§ **To be done**
Skip the pictures and repeat each line of the data exactly.
◆ ◆ ◆ ◆
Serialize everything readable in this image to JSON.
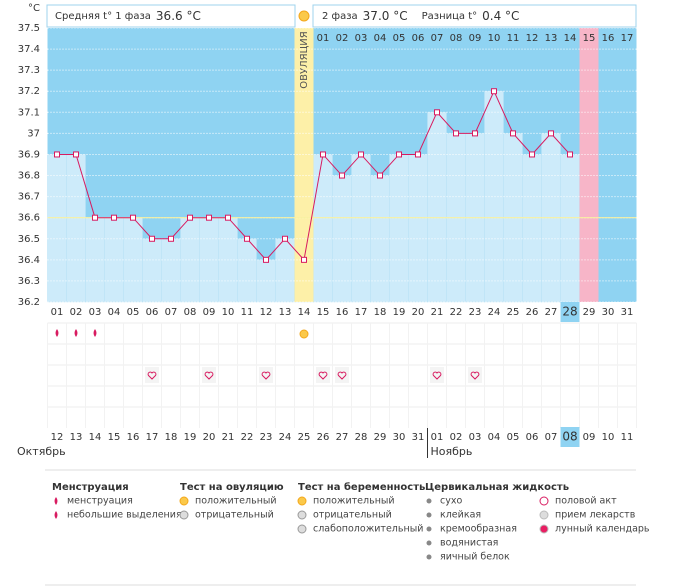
{
  "chart_data": {
    "type": "line",
    "y_unit": "°C",
    "phase1_title": "Средняя t° 1 фаза",
    "phase1_avg": "36.6 °C",
    "phase2_title": "2 фаза",
    "phase2_avg": "37.0 °C",
    "diff_title": "Разница t°",
    "diff_value": "0.4 °C",
    "ovulation_label": "ОВУЛЯЦИЯ",
    "ovulation_day": 14,
    "coverline": 36.6,
    "categories": [
      "01",
      "02",
      "03",
      "04",
      "05",
      "06",
      "07",
      "08",
      "09",
      "10",
      "11",
      "12",
      "13",
      "14",
      "15",
      "16",
      "17",
      "18",
      "19",
      "20",
      "21",
      "22",
      "23",
      "24",
      "25",
      "26",
      "27",
      "28",
      "29",
      "30",
      "31"
    ],
    "today_day": 28,
    "phase2_start_day": 15,
    "phase2_days": [
      "01",
      "02",
      "03",
      "04",
      "05",
      "06",
      "07",
      "08",
      "09",
      "10",
      "11",
      "12",
      "13",
      "14",
      "15",
      "16",
      "17"
    ],
    "phase2_highlight": 15,
    "series": [
      {
        "name": "Температура",
        "color": "#d81b60",
        "values": [
          36.9,
          36.9,
          36.6,
          36.6,
          36.6,
          36.5,
          36.5,
          36.6,
          36.6,
          36.6,
          36.5,
          36.4,
          36.5,
          36.4,
          36.9,
          36.8,
          36.9,
          36.8,
          36.9,
          36.9,
          37.1,
          37,
          37,
          37.2,
          37,
          36.9,
          37,
          36.9,
          null,
          null,
          null
        ]
      }
    ],
    "ylim": [
      36.2,
      37.5
    ],
    "yticks": [
      36.2,
      36.3,
      36.4,
      36.5,
      36.6,
      36.7,
      36.8,
      36.9,
      37,
      37.1,
      37.2,
      37.3,
      37.4,
      37.5
    ],
    "grid": true,
    "dates": [
      {
        "label": "12",
        "weekend": true
      },
      {
        "label": "13",
        "weekend": true
      },
      {
        "label": "14",
        "weekend": false
      },
      {
        "label": "15",
        "weekend": false
      },
      {
        "label": "16",
        "weekend": false
      },
      {
        "label": "17",
        "weekend": false
      },
      {
        "label": "18",
        "weekend": false
      },
      {
        "label": "19",
        "weekend": true
      },
      {
        "label": "20",
        "weekend": true
      },
      {
        "label": "21",
        "weekend": false
      },
      {
        "label": "22",
        "weekend": false
      },
      {
        "label": "23",
        "weekend": false
      },
      {
        "label": "24",
        "weekend": false
      },
      {
        "label": "25",
        "weekend": false
      },
      {
        "label": "26",
        "weekend": true
      },
      {
        "label": "27",
        "weekend": true
      },
      {
        "label": "28",
        "weekend": false
      },
      {
        "label": "29",
        "weekend": false
      },
      {
        "label": "30",
        "weekend": false
      },
      {
        "label": "31",
        "weekend": false
      },
      {
        "label": "01",
        "weekend": false
      },
      {
        "label": "02",
        "weekend": true
      },
      {
        "label": "03",
        "weekend": true
      },
      {
        "label": "04",
        "weekend": false
      },
      {
        "label": "05",
        "weekend": false
      },
      {
        "label": "06",
        "weekend": false
      },
      {
        "label": "07",
        "weekend": false
      },
      {
        "label": "08",
        "weekend": false
      },
      {
        "label": "09",
        "weekend": true
      },
      {
        "label": "10",
        "weekend": true
      },
      {
        "label": "11",
        "weekend": false
      }
    ],
    "months": [
      {
        "label": "Октябрь",
        "day": 1
      },
      {
        "label": "Ноябрь",
        "day": 21
      }
    ],
    "menstruation_days": [
      1,
      2,
      3
    ],
    "ovulation_test_days": [
      14
    ],
    "intercourse_days": [
      6,
      9,
      12,
      15,
      16,
      21,
      23
    ],
    "legend": [
      {
        "title": "Менструация",
        "items": [
          "менструация",
          "небольшие выделения"
        ]
      },
      {
        "title": "Тест на овуляцию",
        "items": [
          "положительный",
          "отрицательный"
        ]
      },
      {
        "title": "Тест на беременность",
        "items": [
          "положительный",
          "отрицательный",
          "слабоположительный"
        ]
      },
      {
        "title": "Цервикальная жидкость",
        "items": [
          "сухо",
          "клейкая",
          "кремообразная",
          "водянистая",
          "яичный белок"
        ]
      },
      {
        "title": null,
        "items": [
          "половой акт",
          "прием лекарств",
          "лунный календарь"
        ]
      }
    ]
  }
}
◆ ◆ ◆ ◆
§ **Task result**
Serialize everything readable in this image to JSON.
{
  "chart_data": {
    "type": "line",
    "y_unit": "°C",
    "phase1_title": "Средняя t° 1 фаза",
    "phase1_avg": "36.6 °C",
    "phase2_title": "2 фаза",
    "phase2_avg": "37.0 °C",
    "diff_title": "Разница t°",
    "diff_value": "0.4 °C",
    "ovulation_label": "ОВУЛЯЦИЯ",
    "ovulation_day": 14,
    "coverline": 36.6,
    "categories": [
      "01",
      "02",
      "03",
      "04",
      "05",
      "06",
      "07",
      "08",
      "09",
      "10",
      "11",
      "12",
      "13",
      "14",
      "15",
      "16",
      "17",
      "18",
      "19",
      "20",
      "21",
      "22",
      "23",
      "24",
      "25",
      "26",
      "27",
      "28",
      "29",
      "30",
      "31"
    ],
    "today_day": 28,
    "phase2_start_day": 15,
    "phase2_days": [
      "01",
      "02",
      "03",
      "04",
      "05",
      "06",
      "07",
      "08",
      "09",
      "10",
      "11",
      "12",
      "13",
      "14",
      "15",
      "16",
      "17"
    ],
    "phase2_highlight": 15,
    "series": [
      {
        "name": "Температура",
        "color": "#d81b60",
        "values": [
          36.9,
          36.9,
          36.6,
          36.6,
          36.6,
          36.5,
          36.5,
          36.6,
          36.6,
          36.6,
          36.5,
          36.4,
          36.5,
          36.4,
          36.9,
          36.8,
          36.9,
          36.8,
          36.9,
          36.9,
          37.1,
          37,
          37,
          37.2,
          37,
          36.9,
          37,
          36.9,
          null,
          null,
          null
        ]
      }
    ],
    "ylim": [
      36.2,
      37.5
    ],
    "yticks": [
      36.2,
      36.3,
      36.4,
      36.5,
      36.6,
      36.7,
      36.8,
      36.9,
      37,
      37.1,
      37.2,
      37.3,
      37.4,
      37.5
    ],
    "grid": true,
    "dates": [
      {
        "label": "12",
        "weekend": true
      },
      {
        "label": "13",
        "weekend": true
      },
      {
        "label": "14",
        "weekend": false
      },
      {
        "label": "15",
        "weekend": false
      },
      {
        "label": "16",
        "weekend": false
      },
      {
        "label": "17",
        "weekend": false
      },
      {
        "label": "18",
        "weekend": false
      },
      {
        "label": "19",
        "weekend": true
      },
      {
        "label": "20",
        "weekend": true
      },
      {
        "label": "21",
        "weekend": false
      },
      {
        "label": "22",
        "weekend": false
      },
      {
        "label": "23",
        "weekend": false
      },
      {
        "label": "24",
        "weekend": false
      },
      {
        "label": "25",
        "weekend": false
      },
      {
        "label": "26",
        "weekend": true
      },
      {
        "label": "27",
        "weekend": true
      },
      {
        "label": "28",
        "weekend": false
      },
      {
        "label": "29",
        "weekend": false
      },
      {
        "label": "30",
        "weekend": false
      },
      {
        "label": "31",
        "weekend": false
      },
      {
        "label": "01",
        "weekend": false
      },
      {
        "label": "02",
        "weekend": true
      },
      {
        "label": "03",
        "weekend": true
      },
      {
        "label": "04",
        "weekend": false
      },
      {
        "label": "05",
        "weekend": false
      },
      {
        "label": "06",
        "weekend": false
      },
      {
        "label": "07",
        "weekend": false
      },
      {
        "label": "08",
        "weekend": false
      },
      {
        "label": "09",
        "weekend": true
      },
      {
        "label": "10",
        "weekend": true
      },
      {
        "label": "11",
        "weekend": false
      }
    ],
    "months": [
      {
        "label": "Октябрь",
        "day": 1
      },
      {
        "label": "Ноябрь",
        "day": 21
      }
    ],
    "menstruation_days": [
      1,
      2,
      3
    ],
    "ovulation_test_days": [
      14
    ],
    "intercourse_days": [
      6,
      9,
      12,
      15,
      16,
      21,
      23
    ],
    "legend": [
      {
        "title": "Менструация",
        "items": [
          "менструация",
          "небольшие выделения"
        ]
      },
      {
        "title": "Тест на овуляцию",
        "items": [
          "положительный",
          "отрицательный"
        ]
      },
      {
        "title": "Тест на беременность",
        "items": [
          "положительный",
          "отрицательный",
          "слабоположительный"
        ]
      },
      {
        "title": "Цервикальная жидкость",
        "items": [
          "сухо",
          "клейкая",
          "кремообразная",
          "водянистая",
          "яичный белок"
        ]
      },
      {
        "title": null,
        "items": [
          "половой акт",
          "прием лекарств",
          "лунный календарь"
        ]
      }
    ]
  }
}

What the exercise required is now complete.